Task: Provide the records once more, identical to the original.

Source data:

....

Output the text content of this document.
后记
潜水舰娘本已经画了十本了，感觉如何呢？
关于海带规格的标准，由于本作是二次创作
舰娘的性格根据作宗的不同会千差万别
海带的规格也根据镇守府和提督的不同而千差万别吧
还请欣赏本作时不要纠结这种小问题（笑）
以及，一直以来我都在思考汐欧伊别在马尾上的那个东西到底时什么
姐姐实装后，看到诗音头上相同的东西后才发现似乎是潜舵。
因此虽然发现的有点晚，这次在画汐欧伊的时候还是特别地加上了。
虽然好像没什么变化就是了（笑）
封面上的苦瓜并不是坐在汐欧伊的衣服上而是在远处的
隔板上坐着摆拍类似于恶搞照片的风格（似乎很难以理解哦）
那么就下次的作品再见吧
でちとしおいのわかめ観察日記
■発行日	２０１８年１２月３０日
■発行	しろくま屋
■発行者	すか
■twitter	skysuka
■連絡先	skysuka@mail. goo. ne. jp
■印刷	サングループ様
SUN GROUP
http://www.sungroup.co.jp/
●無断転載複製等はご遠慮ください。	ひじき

....

Final result:
Output the text content of this document.
后记
潜水舰娘本已经画了十本了，感觉如何呢？
关于海带规格的标准，由于本作是二次创作
舰娘的性格根据作宗的不同会千差万别
海带的规格也根据镇守府和提督的不同而千差万别吧
还请欣赏本作时不要纠结这种小问题（笑）
以及，一直以来我都在思考汐欧伊别在马尾上的那个东西到底时什么
姐姐实装后，看到诗音头上相同的东西后才发现似乎是潜舵。
因此虽然发现的有点晚，这次在画汐欧伊的时候还是特别地加上了。
虽然好像没什么变化就是了（笑）
封面上的苦瓜并不是坐在汐欧伊的衣服上而是在远处的
隔板上坐着摆拍类似于恶搞照片的风格（似乎很难以理解哦）
那么就下次的作品再见吧
でちとしおいのわかめ観察日記
■発行日	２０１８年１２月３０日
■発行	しろくま屋
■発行者	すか
■twitter	skysuka
■連絡先	skysuka@mail. goo. ne. jp
■印刷	サングループ様
SUN GROUP
http://www.sungroup.co.jp/
●無断転載複製等はご遠慮ください。	ひじき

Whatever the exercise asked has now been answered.